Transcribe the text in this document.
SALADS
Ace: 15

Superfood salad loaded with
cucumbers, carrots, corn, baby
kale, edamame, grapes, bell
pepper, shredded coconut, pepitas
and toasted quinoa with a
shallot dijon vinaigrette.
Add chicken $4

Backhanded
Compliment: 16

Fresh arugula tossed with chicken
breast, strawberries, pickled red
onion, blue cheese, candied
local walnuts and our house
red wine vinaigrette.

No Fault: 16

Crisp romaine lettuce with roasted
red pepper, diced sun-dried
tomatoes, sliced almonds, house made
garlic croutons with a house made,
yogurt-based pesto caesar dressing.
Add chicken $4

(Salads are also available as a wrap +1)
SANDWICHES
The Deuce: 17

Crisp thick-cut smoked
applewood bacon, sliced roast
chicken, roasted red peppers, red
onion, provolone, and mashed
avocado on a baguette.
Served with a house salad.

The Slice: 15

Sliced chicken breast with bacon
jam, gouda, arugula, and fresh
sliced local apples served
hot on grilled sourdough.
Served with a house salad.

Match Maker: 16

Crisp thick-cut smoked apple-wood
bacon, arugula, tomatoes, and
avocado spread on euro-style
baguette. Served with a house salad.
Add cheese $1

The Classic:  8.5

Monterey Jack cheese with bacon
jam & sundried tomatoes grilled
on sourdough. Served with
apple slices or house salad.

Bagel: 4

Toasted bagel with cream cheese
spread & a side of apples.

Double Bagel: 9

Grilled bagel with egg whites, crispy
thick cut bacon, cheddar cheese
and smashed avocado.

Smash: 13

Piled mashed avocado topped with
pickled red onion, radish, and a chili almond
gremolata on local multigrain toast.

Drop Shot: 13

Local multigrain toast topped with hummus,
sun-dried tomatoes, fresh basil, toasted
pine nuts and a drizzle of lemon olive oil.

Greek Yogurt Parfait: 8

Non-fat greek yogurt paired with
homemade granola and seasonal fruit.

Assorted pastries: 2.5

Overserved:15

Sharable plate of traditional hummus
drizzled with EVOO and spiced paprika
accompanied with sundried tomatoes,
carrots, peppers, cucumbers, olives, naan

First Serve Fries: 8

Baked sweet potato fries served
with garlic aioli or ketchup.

——

**TASK DETAILS**
The listing above must be transcribed exactly, line by line.

**WORKED ANSWER**
Transcribe the text in this document.
SALADS
Ace: 15

Superfood salad loaded with
cucumbers, carrots, corn, baby
kale, edamame, grapes, bell
pepper, shredded coconut, pepitas
and toasted quinoa with a
shallot dijon vinaigrette.
Add chicken $4

Backhanded
Compliment: 16

Fresh arugula tossed with chicken
breast, strawberries, pickled red
onion, blue cheese, candied
local walnuts and our house
red wine vinaigrette.

No Fault: 16

Crisp romaine lettuce with roasted
red pepper, diced sun-dried
tomatoes, sliced almonds, house made
garlic croutons with a house made,
yogurt-based pesto caesar dressing.
Add chicken $4

(Salads are also available as a wrap +1)
SANDWICHES
The Deuce: 17

Crisp thick-cut smoked
applewood bacon, sliced roast
chicken, roasted red peppers, red
onion, provolone, and mashed
avocado on a baguette.
Served with a house salad.

The Slice: 15

Sliced chicken breast with bacon
jam, gouda, arugula, and fresh
sliced local apples served
hot on grilled sourdough.
Served with a house salad.

Match Maker: 16

Crisp thick-cut smoked apple-wood
bacon, arugula, tomatoes, and
avocado spread on euro-style
baguette. Served with a house salad.
Add cheese $1

The Classic:  8.5

Monterey Jack cheese with bacon
jam & sundried tomatoes grilled
on sourdough. Served with
apple slices or house salad.

Bagel: 4

Toasted bagel with cream cheese
spread & a side of apples.

Double Bagel: 9

Grilled bagel with egg whites, crispy
thick cut bacon, cheddar cheese
and smashed avocado.

Smash: 13

Piled mashed avocado topped with
pickled red onion, radish, and a chili almond
gremolata on local multigrain toast.

Drop Shot: 13

Local multigrain toast topped with hummus,
sun-dried tomatoes, fresh basil, toasted
pine nuts and a drizzle of lemon olive oil.

Greek Yogurt Parfait: 8

Non-fat greek yogurt paired with
homemade granola and seasonal fruit.

Assorted pastries: 2.5

Overserved:15

Sharable plate of traditional hummus
drizzled with EVOO and spiced paprika
accompanied with sundried tomatoes,
carrots, peppers, cucumbers, olives, naan

First Serve Fries: 8

Baked sweet potato fries served
with garlic aioli or ketchup.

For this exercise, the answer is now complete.